REQUIRED WORK: Retype every line of the listing below exactly as it stands, leaving out the pictures.

Element and region data:
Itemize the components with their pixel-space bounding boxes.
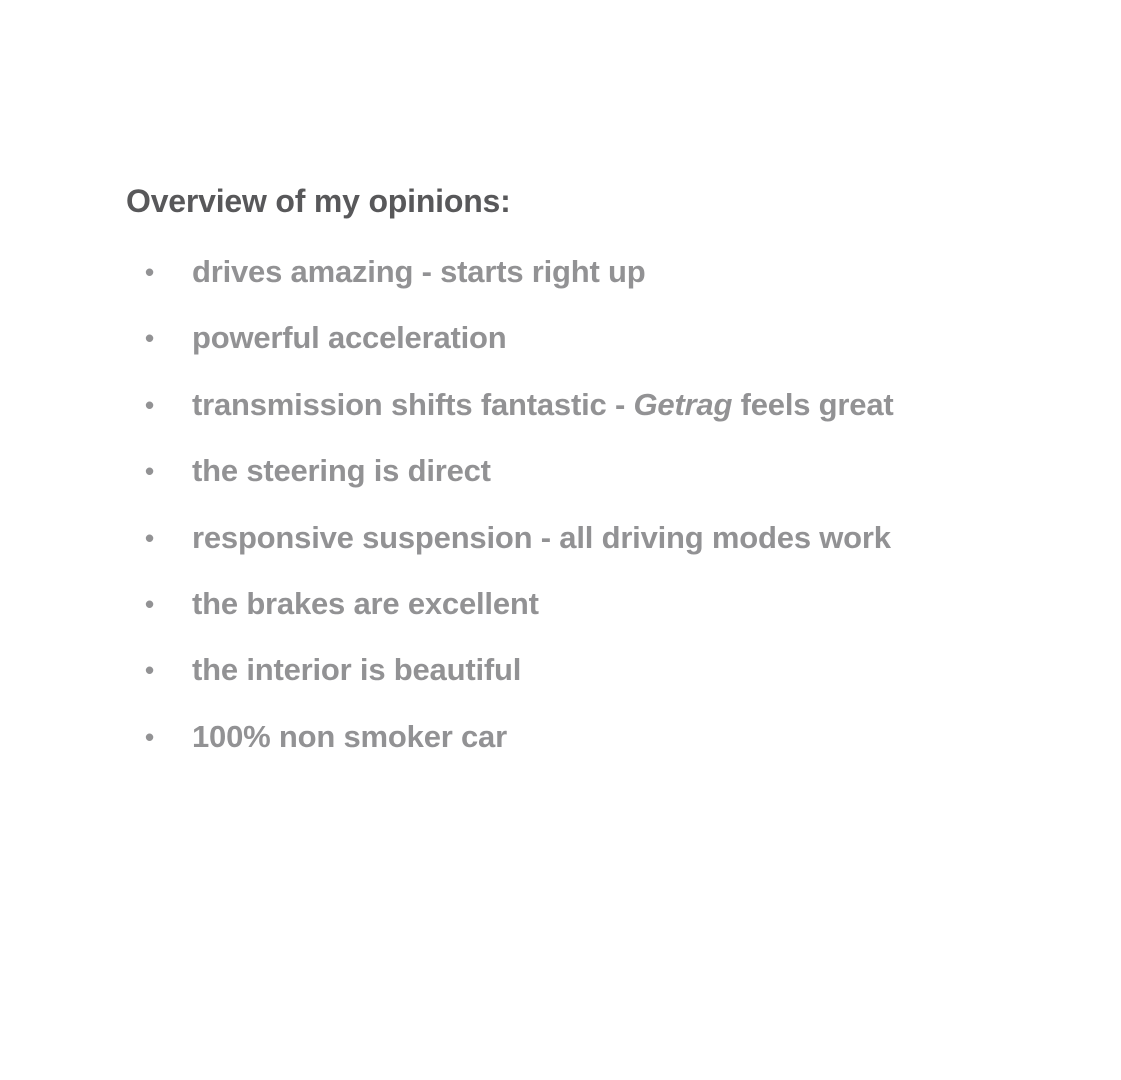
list-item-text: the brakes are excellent [192, 585, 539, 621]
list-item-text: powerful acceleration [192, 320, 507, 356]
list-item-text: 100% non smoker car [192, 718, 507, 754]
bullet-icon: • [145, 389, 154, 420]
bullet-icon: • [145, 522, 154, 553]
opinions-section [126, 181, 1086, 783]
opinion-list [126, 252, 1086, 783]
list-item [126, 518, 1086, 584]
list-item-text: the interior is beautiful [192, 652, 522, 688]
list-item-text: drives amazing - starts right up [192, 254, 646, 289]
list-item [126, 584, 1086, 650]
list-item [126, 451, 1086, 517]
list-item [126, 252, 1086, 318]
list-item-text: the steering is direct [192, 453, 491, 489]
bullet-icon: • [145, 655, 154, 686]
bullet-icon: • [145, 257, 154, 287]
bullet-icon: • [145, 323, 154, 354]
list-item [126, 318, 1086, 384]
bullet-icon: • [145, 721, 154, 752]
bullet-icon: • [145, 588, 154, 619]
bullet-icon: • [145, 456, 154, 487]
section-heading: Overview of my opinions: [126, 183, 511, 219]
list-item [126, 717, 1086, 783]
list-item-text-end: feels great [732, 386, 894, 422]
list-item [126, 650, 1086, 716]
list-item-text [192, 385, 894, 425]
brand-name: Getrag [633, 386, 733, 422]
list-item-text-start: transmission shifts fantastic - [192, 386, 634, 422]
list-item [126, 385, 1086, 451]
list-item-text: responsive suspension - all driving modes work [192, 519, 891, 555]
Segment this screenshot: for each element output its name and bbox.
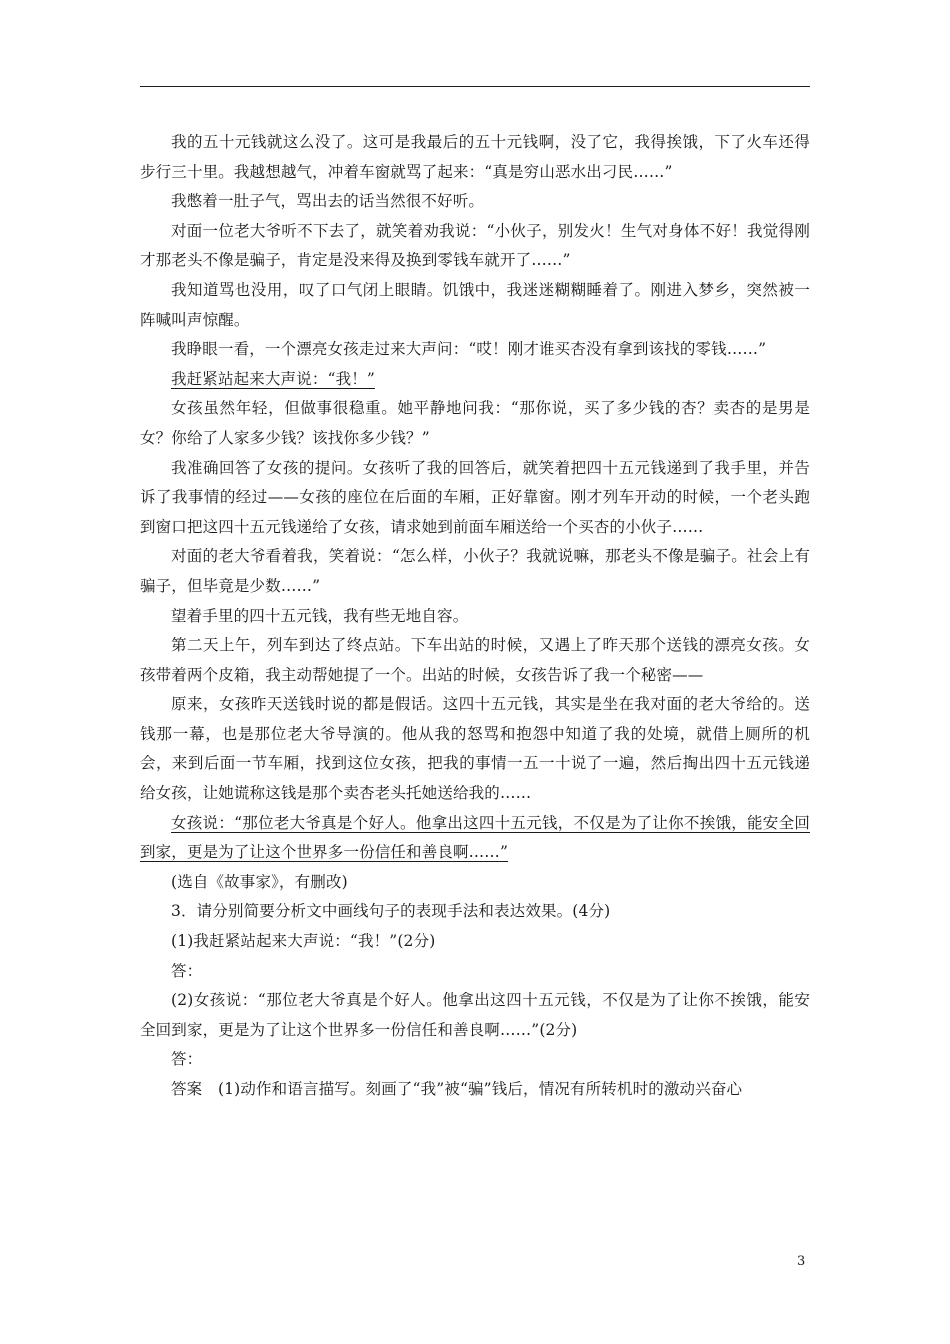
paragraph: 我憋着一肚子气，骂出去的话当然很不好听。 bbox=[171, 192, 485, 211]
underlined-paragraph bbox=[140, 809, 810, 868]
answer-label-2: 答： bbox=[171, 1050, 203, 1069]
underlined-paragraph bbox=[140, 365, 810, 395]
article-body bbox=[140, 128, 810, 1105]
page-number: 3 bbox=[797, 1254, 806, 1269]
paragraph: 望着手里的四十五元钱，我有些无地自容。 bbox=[171, 606, 469, 625]
underlined-sentence-1: 我赶紧站起来大声说：“我！” bbox=[171, 369, 375, 388]
paragraph: 对面一位老大爷听不下去了，就笑着劝我说：“小伙子，别发火！生气对身体不好！我觉得刚才那老头不像是骗子，肯定是没来得及换到零钱车就开了……” bbox=[140, 221, 810, 270]
paragraph: 我知道骂也没用，叹了口气闭上眼睛。饥饿中，我迷迷糊糊睡着了。刚进入梦乡，突然被一阵喊叫声惊醒。 bbox=[140, 280, 810, 329]
question-3: 3．请分别简要分析文中画线句子的表现手法和表达效果。(4分) bbox=[171, 902, 611, 921]
answer-label-1: 答： bbox=[171, 961, 203, 980]
paragraph: 对面的老大爷看着我，笑着说：“怎么样，小伙子？我就说嘛，那老头不像是骗子。社会上有骗子，但毕竟是少数……” bbox=[140, 547, 810, 595]
source-note: (选自《故事家》，有删改) bbox=[171, 872, 348, 891]
underlined-sentence-2: 女孩说：“那位老大爷真是个好人。他拿出这四十五元钱，不仅是为了让你不挨饿，能安全回到家，更是为了让这个世界多一份信任和善良啊……” bbox=[140, 813, 810, 862]
paragraph: 我睁眼一看，一个漂亮女孩走过来大声问：“哎！刚才谁买杏没有拿到该找的零钱……” bbox=[171, 340, 767, 359]
header-rule bbox=[140, 86, 810, 87]
paragraph: 原来，女孩昨天送钱时说的都是假话。这四十五元钱，其实是坐在我对面的老大爷给的。送钱那一幕，也是那位老大爷导演的。他从我的怒骂和抱怨中知道了我的处境，就借上厕所的机会，来到后面一节车厢，找到这位女孩，把我的事情一五一十说了一遍，然后掏出四十五元钱递给女孩，让她谎称这钱是那个卖杏老头托她送给我的…… bbox=[140, 695, 810, 803]
paragraph: 我准确回答了女孩的提问。女孩听了我的回答后，就笑着把四十五元钱递到了我手里，并告诉了我事情的经过——女孩的座位在后面的车厢，正好靠窗。刚才列车开动的时候，一个老头跑到窗口把这四十五元钱递给了女孩，请求她到前面车厢送给一个买杏的小伙子…… bbox=[140, 458, 810, 536]
paragraph: 第二天上午，列车到达了终点站。下车出站的时候，又遇上了昨天那个送钱的漂亮女孩。女孩带着两个皮箱，我主动帮她提了一个。出站的时候，女孩告诉了我一个秘密—— bbox=[140, 636, 810, 684]
answer-key: 答案 (1)动作和语言描写。刻画了“我”被“骗”钱后，情况有所转机时的激动兴奋心 bbox=[171, 1080, 743, 1098]
paragraph: 女孩虽然年轻，但做事很稳重。她平静地问我：“那你说，买了多少钱的杏？卖杏的是男是女？你给了人家多少钱？该找你多少钱？” bbox=[140, 399, 810, 447]
paragraph: 我的五十元钱就这么没了。这可是我最后的五十元钱啊，没了它，我得挨饿，下了火车还得步行三十里。我越想越气，冲着车窗就骂了起来：“真是穷山恶水出刁民……” bbox=[140, 133, 810, 181]
sub-question-2: (2)女孩说：“那位老大爷真是个好人。他拿出这四十五元钱，不仅是为了让你不挨饿，能安全回到家，更是为了让这个世界多一份信任和善良啊……”(2分) bbox=[140, 991, 810, 1039]
sub-question-1: (1)我赶紧站起来大声说：“我！”(2分) bbox=[171, 932, 436, 951]
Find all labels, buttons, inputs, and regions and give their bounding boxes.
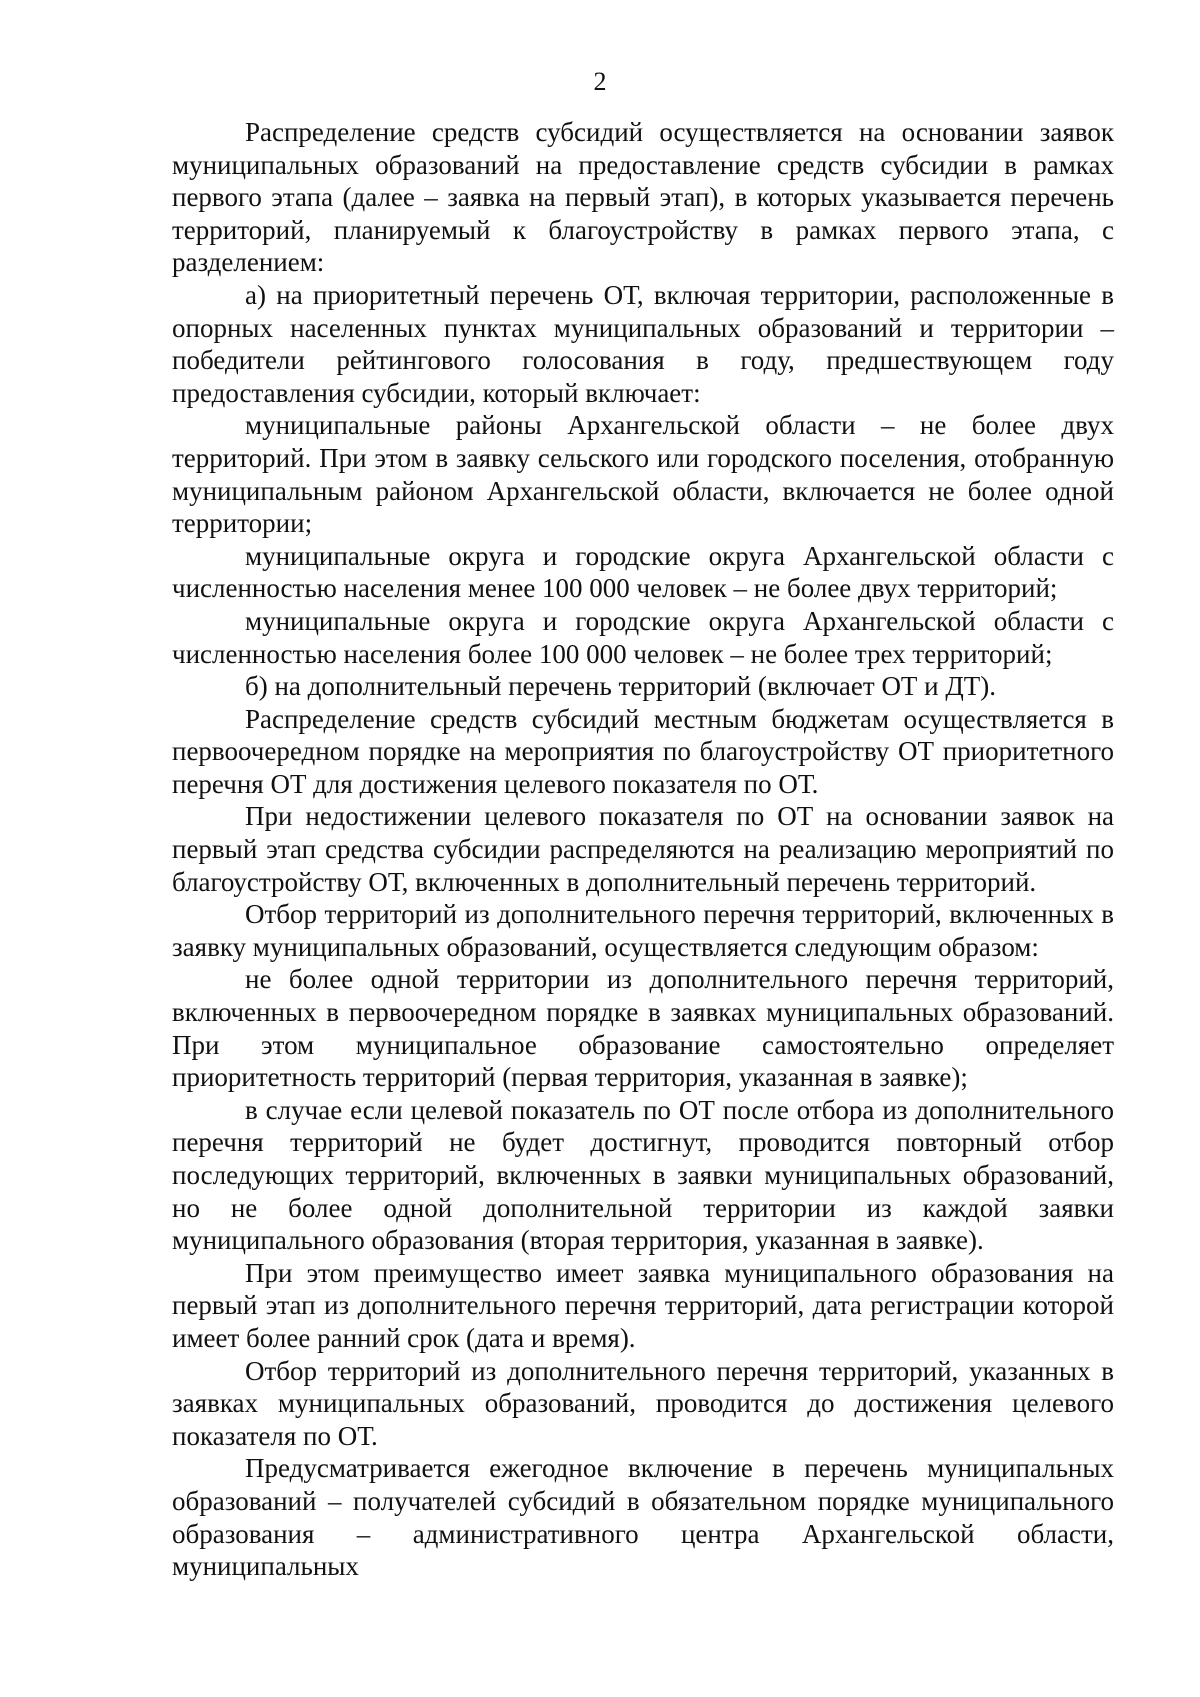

PROBLEM SOLUTION:
Itemize the components with their pixel-space bounding boxes.
list-item-text: the brakes are excellent [192, 585, 539, 621]
list-item-text: powerful acceleration [192, 320, 507, 356]
list-item-text: 100% non smoker car [192, 718, 507, 754]
bullet-icon: • [145, 389, 154, 420]
bullet-icon: • [145, 522, 154, 553]
opinions-section [126, 181, 1086, 783]
opinion-list [126, 252, 1086, 783]
list-item [126, 518, 1086, 584]
list-item-text: the interior is beautiful [192, 652, 522, 688]
list-item-text: drives amazing - starts right up [192, 254, 646, 289]
list-item [126, 584, 1086, 650]
list-item [126, 451, 1086, 517]
list-item [126, 252, 1086, 318]
list-item-text: the steering is direct [192, 453, 491, 489]
bullet-icon: • [145, 655, 154, 686]
bullet-icon: • [145, 257, 154, 287]
bullet-icon: • [145, 323, 154, 354]
list-item [126, 318, 1086, 384]
bullet-icon: • [145, 721, 154, 752]
bullet-icon: • [145, 588, 154, 619]
bullet-icon: • [145, 456, 154, 487]
section-heading: Overview of my opinions: [126, 183, 511, 219]
list-item [126, 717, 1086, 783]
list-item-text-end: feels great [732, 386, 894, 422]
list-item [126, 650, 1086, 716]
list-item-text [192, 385, 894, 425]
brand-name: Getrag [633, 386, 733, 422]
list-item-text-start: transmission shifts fantastic - [192, 386, 634, 422]
list-item [126, 385, 1086, 451]
list-item-text: responsive suspension - all driving modes work [192, 519, 891, 555]
Segment this screenshot: for each element output its name and bbox.
paragraph: 我憋着一肚子气，骂出去的话当然很不好听。 bbox=[171, 192, 485, 211]
underlined-paragraph bbox=[140, 809, 810, 868]
answer-label-2: 答： bbox=[171, 1050, 203, 1069]
underlined-paragraph bbox=[140, 365, 810, 395]
article-body bbox=[140, 128, 810, 1105]
page-number: 3 bbox=[797, 1254, 806, 1269]
paragraph: 望着手里的四十五元钱，我有些无地自容。 bbox=[171, 606, 469, 625]
underlined-sentence-1: 我赶紧站起来大声说：“我！” bbox=[171, 369, 375, 388]
paragraph: 对面一位老大爷听不下去了，就笑着劝我说：“小伙子，别发火！生气对身体不好！我觉得刚才那老头不像是骗子，肯定是没来得及换到零钱车就开了……” bbox=[140, 221, 810, 270]
paragraph: 我知道骂也没用，叹了口气闭上眼睛。饥饿中，我迷迷糊糊睡着了。刚进入梦乡，突然被一阵喊叫声惊醒。 bbox=[140, 280, 810, 329]
question-3: 3．请分别简要分析文中画线句子的表现手法和表达效果。(4分) bbox=[171, 902, 611, 921]
answer-label-1: 答： bbox=[171, 961, 203, 980]
paragraph: 对面的老大爷看着我，笑着说：“怎么样，小伙子？我就说嘛，那老头不像是骗子。社会上有骗子，但毕竟是少数……” bbox=[140, 547, 810, 595]
source-note: (选自《故事家》，有删改) bbox=[171, 872, 348, 891]
underlined-sentence-2: 女孩说：“那位老大爷真是个好人。他拿出这四十五元钱，不仅是为了让你不挨饿，能安全回到家，更是为了让这个世界多一份信任和善良啊……” bbox=[140, 813, 810, 862]
paragraph: 我睁眼一看，一个漂亮女孩走过来大声问：“哎！刚才谁买杏没有拿到该找的零钱……” bbox=[171, 340, 767, 359]
header-rule bbox=[140, 86, 810, 87]
paragraph: 原来，女孩昨天送钱时说的都是假话。这四十五元钱，其实是坐在我对面的老大爷给的。送钱那一幕，也是那位老大爷导演的。他从我的怒骂和抱怨中知道了我的处境，就借上厕所的机会，来到后面一节车厢，找到这位女孩，把我的事情一五一十说了一遍，然后掏出四十五元钱递给女孩，让她谎称这钱是那个卖杏老头托她送给我的…… bbox=[140, 695, 810, 803]
paragraph: 我准确回答了女孩的提问。女孩听了我的回答后，就笑着把四十五元钱递到了我手里，并告诉了我事情的经过——女孩的座位在后面的车厢，正好靠窗。刚才列车开动的时候，一个老头跑到窗口把这四十五元钱递给了女孩，请求她到前面车厢送给一个买杏的小伙子…… bbox=[140, 458, 810, 536]
paragraph: 第二天上午，列车到达了终点站。下车出站的时候，又遇上了昨天那个送钱的漂亮女孩。女孩带着两个皮箱，我主动帮她提了一个。出站的时候，女孩告诉了我一个秘密—— bbox=[140, 636, 810, 684]
answer-key: 答案 (1)动作和语言描写。刻画了“我”被“骗”钱后，情况有所转机时的激动兴奋心 bbox=[171, 1080, 743, 1098]
paragraph: 女孩虽然年轻，但做事很稳重。她平静地问我：“那你说，买了多少钱的杏？卖杏的是男是女？你给了人家多少钱？该找你多少钱？” bbox=[140, 399, 810, 447]
paragraph: 我的五十元钱就这么没了。这可是我最后的五十元钱啊，没了它，我得挨饿，下了火车还得步行三十里。我越想越气，冲着车窗就骂了起来：“真是穷山恶水出刁民……” bbox=[140, 133, 810, 181]
sub-question-2: (2)女孩说：“那位老大爷真是个好人。他拿出这四十五元钱，不仅是为了让你不挨饿，能安全回到家，更是为了让这个世界多一份信任和善良啊……”(2分) bbox=[140, 991, 810, 1039]
sub-question-1: (1)我赶紧站起来大声说：“我！”(2分) bbox=[171, 932, 436, 951]
Find all labels, buttons, inputs, and regions and give their bounding boxes.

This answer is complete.